Data entries:
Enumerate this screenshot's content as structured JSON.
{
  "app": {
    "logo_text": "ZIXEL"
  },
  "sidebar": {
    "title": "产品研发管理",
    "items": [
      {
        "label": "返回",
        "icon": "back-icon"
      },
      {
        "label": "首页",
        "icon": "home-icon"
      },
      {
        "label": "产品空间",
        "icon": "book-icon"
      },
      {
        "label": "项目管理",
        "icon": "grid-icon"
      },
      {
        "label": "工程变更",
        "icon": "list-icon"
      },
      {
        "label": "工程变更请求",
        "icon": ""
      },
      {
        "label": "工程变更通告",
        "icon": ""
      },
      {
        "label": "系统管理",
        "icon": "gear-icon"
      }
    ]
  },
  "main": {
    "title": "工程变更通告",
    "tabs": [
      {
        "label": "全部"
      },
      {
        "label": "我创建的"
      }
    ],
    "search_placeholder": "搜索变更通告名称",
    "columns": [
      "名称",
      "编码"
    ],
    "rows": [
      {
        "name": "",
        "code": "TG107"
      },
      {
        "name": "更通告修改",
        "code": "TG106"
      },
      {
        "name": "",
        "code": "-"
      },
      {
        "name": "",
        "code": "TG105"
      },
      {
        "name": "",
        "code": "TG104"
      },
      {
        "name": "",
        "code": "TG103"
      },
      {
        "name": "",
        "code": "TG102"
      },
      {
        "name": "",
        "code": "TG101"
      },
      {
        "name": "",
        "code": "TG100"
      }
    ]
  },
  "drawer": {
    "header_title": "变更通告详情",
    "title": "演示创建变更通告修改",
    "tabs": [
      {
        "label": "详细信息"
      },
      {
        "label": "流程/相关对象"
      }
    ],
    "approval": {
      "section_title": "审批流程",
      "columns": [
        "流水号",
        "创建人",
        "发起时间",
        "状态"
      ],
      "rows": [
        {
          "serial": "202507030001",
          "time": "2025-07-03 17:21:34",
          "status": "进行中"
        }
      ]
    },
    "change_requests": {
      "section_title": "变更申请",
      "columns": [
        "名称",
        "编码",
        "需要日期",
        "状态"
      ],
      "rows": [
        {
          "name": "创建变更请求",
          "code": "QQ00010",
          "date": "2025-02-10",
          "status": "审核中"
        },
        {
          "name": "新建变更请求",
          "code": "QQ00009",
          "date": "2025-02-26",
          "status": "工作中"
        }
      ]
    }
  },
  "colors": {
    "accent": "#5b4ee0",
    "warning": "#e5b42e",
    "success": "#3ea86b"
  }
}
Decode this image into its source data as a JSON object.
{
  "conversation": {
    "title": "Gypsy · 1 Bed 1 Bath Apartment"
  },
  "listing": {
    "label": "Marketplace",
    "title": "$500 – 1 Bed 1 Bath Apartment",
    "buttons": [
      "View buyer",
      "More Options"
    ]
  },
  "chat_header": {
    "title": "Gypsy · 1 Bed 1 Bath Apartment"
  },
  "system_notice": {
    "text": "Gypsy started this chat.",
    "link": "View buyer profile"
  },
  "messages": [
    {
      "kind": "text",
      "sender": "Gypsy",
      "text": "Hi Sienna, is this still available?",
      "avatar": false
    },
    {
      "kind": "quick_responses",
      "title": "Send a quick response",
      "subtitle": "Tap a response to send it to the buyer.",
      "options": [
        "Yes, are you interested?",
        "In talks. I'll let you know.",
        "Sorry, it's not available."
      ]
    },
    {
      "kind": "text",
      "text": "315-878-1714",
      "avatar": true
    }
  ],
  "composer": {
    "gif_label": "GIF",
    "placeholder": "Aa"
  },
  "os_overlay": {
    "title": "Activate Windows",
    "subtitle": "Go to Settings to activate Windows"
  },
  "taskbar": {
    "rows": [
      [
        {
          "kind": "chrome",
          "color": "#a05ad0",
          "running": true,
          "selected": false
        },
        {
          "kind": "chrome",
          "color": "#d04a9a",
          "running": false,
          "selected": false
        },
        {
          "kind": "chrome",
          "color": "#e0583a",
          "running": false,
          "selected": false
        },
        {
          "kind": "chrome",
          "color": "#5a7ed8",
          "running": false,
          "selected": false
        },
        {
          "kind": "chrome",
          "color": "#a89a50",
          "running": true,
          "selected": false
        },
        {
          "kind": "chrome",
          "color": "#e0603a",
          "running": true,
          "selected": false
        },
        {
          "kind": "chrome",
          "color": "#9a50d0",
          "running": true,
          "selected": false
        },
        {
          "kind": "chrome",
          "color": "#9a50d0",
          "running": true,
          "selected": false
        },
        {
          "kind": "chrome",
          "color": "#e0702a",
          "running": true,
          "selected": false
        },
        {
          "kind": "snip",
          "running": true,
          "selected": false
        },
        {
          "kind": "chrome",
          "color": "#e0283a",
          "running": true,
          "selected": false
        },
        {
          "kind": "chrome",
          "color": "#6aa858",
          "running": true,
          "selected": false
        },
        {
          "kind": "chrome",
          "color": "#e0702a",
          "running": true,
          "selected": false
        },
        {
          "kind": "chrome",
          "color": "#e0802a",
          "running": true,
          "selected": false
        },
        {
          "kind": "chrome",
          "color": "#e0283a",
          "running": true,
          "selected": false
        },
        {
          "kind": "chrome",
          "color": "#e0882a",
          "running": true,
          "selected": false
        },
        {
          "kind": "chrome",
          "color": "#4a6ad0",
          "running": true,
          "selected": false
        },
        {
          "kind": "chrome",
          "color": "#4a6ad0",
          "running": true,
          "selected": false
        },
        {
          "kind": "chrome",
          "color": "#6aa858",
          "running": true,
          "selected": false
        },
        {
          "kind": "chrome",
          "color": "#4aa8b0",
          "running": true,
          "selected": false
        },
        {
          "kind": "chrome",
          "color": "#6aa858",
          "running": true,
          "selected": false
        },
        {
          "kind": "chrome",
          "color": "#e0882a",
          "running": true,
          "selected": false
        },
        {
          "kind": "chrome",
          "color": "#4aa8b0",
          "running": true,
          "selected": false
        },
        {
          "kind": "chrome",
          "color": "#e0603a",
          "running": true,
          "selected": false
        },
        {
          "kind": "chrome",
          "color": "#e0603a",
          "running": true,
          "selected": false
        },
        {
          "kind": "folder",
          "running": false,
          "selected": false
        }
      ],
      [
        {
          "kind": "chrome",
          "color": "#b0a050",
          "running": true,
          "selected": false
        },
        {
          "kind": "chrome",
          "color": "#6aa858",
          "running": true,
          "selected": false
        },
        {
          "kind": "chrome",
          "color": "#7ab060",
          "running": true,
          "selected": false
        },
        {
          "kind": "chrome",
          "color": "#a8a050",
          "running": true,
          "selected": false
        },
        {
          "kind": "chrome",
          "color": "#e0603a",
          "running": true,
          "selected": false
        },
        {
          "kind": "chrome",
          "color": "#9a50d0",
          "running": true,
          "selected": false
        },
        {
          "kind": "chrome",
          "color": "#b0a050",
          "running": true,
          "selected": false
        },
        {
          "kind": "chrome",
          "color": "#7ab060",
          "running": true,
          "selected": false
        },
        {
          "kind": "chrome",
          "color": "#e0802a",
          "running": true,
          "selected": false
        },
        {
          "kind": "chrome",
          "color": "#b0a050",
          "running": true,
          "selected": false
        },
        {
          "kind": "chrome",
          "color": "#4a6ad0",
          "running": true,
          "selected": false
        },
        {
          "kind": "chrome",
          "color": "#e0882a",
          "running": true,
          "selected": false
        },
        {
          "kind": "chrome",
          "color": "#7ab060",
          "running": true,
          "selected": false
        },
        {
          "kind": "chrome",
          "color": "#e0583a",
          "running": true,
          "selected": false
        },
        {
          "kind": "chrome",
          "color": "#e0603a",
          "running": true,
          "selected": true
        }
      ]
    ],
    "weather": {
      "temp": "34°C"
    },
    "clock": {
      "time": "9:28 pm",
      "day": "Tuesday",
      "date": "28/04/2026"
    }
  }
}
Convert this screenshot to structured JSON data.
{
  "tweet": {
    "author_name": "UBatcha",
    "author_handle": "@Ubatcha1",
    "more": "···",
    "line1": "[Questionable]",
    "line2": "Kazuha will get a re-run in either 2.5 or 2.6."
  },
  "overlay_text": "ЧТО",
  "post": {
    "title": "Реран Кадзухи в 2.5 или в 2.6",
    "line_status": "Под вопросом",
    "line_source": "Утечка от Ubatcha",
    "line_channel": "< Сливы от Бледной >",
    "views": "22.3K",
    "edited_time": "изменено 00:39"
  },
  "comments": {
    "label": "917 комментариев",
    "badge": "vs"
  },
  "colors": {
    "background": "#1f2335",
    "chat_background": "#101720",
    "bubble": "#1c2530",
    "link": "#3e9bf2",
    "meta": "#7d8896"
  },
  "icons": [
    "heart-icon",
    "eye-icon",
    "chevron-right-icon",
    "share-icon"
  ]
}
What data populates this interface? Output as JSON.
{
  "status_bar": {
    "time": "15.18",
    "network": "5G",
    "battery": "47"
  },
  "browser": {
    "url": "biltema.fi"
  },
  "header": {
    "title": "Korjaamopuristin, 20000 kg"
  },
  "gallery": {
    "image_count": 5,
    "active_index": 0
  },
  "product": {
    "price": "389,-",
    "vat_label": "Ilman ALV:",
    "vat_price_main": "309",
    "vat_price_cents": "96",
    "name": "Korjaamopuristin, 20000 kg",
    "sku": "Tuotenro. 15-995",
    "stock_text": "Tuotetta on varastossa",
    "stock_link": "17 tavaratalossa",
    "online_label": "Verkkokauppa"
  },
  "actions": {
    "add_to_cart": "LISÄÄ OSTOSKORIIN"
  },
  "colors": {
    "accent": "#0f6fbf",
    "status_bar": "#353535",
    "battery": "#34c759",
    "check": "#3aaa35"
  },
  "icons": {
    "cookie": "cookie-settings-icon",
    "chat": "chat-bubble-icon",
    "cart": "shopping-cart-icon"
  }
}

YOUR INSTRUCTIONS: In the listing above, find each line with the word "Gypsy" and copy it.

SOLUTION TO THIS EXERCISE:
    "title": "Gypsy · 1 Bed 1 Bath Apartment"
    "title": "Gypsy · 1 Bed 1 Bath Apartment"
    "text": "Gypsy started this chat.",
      "sender": "Gypsy",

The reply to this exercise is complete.